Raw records
= = = = =

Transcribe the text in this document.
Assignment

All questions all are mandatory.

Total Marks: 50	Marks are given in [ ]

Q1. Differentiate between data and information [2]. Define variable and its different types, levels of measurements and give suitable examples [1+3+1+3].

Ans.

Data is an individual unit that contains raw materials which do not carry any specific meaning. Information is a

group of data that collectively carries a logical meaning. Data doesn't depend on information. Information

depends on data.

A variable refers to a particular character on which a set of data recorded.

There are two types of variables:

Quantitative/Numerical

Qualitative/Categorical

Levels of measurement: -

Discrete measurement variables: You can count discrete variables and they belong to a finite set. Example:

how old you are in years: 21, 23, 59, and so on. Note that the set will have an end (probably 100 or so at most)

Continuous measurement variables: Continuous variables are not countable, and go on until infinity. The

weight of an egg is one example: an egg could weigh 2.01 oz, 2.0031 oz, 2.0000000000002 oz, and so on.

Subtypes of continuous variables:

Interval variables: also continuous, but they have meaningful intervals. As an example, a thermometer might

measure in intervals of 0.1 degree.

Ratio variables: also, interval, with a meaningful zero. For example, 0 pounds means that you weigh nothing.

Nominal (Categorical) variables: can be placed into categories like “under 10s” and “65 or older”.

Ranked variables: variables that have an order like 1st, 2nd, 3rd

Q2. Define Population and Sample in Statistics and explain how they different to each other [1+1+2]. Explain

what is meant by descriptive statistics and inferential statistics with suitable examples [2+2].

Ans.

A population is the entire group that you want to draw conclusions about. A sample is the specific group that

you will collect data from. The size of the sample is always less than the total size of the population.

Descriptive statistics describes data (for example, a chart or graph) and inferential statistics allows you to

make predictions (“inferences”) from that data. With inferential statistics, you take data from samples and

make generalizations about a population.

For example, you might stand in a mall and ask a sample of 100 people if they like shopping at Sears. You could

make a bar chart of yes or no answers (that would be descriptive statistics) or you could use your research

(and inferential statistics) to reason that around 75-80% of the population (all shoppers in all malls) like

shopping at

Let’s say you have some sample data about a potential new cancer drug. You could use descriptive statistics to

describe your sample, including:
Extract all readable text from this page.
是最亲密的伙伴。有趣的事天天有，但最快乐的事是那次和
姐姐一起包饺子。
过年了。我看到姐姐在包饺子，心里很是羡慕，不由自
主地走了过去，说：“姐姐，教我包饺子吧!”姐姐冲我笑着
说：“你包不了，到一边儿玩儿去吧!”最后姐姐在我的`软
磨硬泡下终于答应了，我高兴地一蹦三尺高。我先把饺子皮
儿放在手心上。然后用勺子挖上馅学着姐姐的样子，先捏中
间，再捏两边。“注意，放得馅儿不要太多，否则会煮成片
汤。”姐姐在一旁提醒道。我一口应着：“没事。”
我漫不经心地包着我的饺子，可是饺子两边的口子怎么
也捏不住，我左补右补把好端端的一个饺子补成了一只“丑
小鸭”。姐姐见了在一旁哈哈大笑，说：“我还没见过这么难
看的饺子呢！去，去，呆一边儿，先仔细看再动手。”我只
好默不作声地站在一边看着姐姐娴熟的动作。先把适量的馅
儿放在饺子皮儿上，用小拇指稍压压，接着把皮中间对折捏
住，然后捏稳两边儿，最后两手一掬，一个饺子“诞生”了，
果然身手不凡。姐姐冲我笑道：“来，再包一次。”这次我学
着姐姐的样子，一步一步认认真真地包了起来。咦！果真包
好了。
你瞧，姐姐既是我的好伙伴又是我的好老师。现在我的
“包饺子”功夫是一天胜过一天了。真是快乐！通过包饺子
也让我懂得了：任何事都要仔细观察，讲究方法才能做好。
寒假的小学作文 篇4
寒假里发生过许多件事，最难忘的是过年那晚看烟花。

= = = = =

Locate "Extract all readable text from this page." in the material, then quote the line that contains it and all lines after it through the final one.

● Problem solution
Extract all readable text from this page.
是最亲密的伙伴。有趣的事天天有，但最快乐的事是那次和
姐姐一起包饺子。
过年了。我看到姐姐在包饺子，心里很是羡慕，不由自
主地走了过去，说：“姐姐，教我包饺子吧!”姐姐冲我笑着
说：“你包不了，到一边儿玩儿去吧!”最后姐姐在我的`软
磨硬泡下终于答应了，我高兴地一蹦三尺高。我先把饺子皮
儿放在手心上。然后用勺子挖上馅学着姐姐的样子，先捏中
间，再捏两边。“注意，放得馅儿不要太多，否则会煮成片
汤。”姐姐在一旁提醒道。我一口应着：“没事。”
我漫不经心地包着我的饺子，可是饺子两边的口子怎么
也捏不住，我左补右补把好端端的一个饺子补成了一只“丑
小鸭”。姐姐见了在一旁哈哈大笑，说：“我还没见过这么难
看的饺子呢！去，去，呆一边儿，先仔细看再动手。”我只
好默不作声地站在一边看着姐姐娴熟的动作。先把适量的馅
儿放在饺子皮儿上，用小拇指稍压压，接着把皮中间对折捏
住，然后捏稳两边儿，最后两手一掬，一个饺子“诞生”了，
果然身手不凡。姐姐冲我笑道：“来，再包一次。”这次我学
着姐姐的样子，一步一步认认真真地包了起来。咦！果真包
好了。
你瞧，姐姐既是我的好伙伴又是我的好老师。现在我的
“包饺子”功夫是一天胜过一天了。真是快乐！通过包饺子
也让我懂得了：任何事都要仔细观察，讲究方法才能做好。
寒假的小学作文 篇4
寒假里发生过许多件事，最难忘的是过年那晚看烟花。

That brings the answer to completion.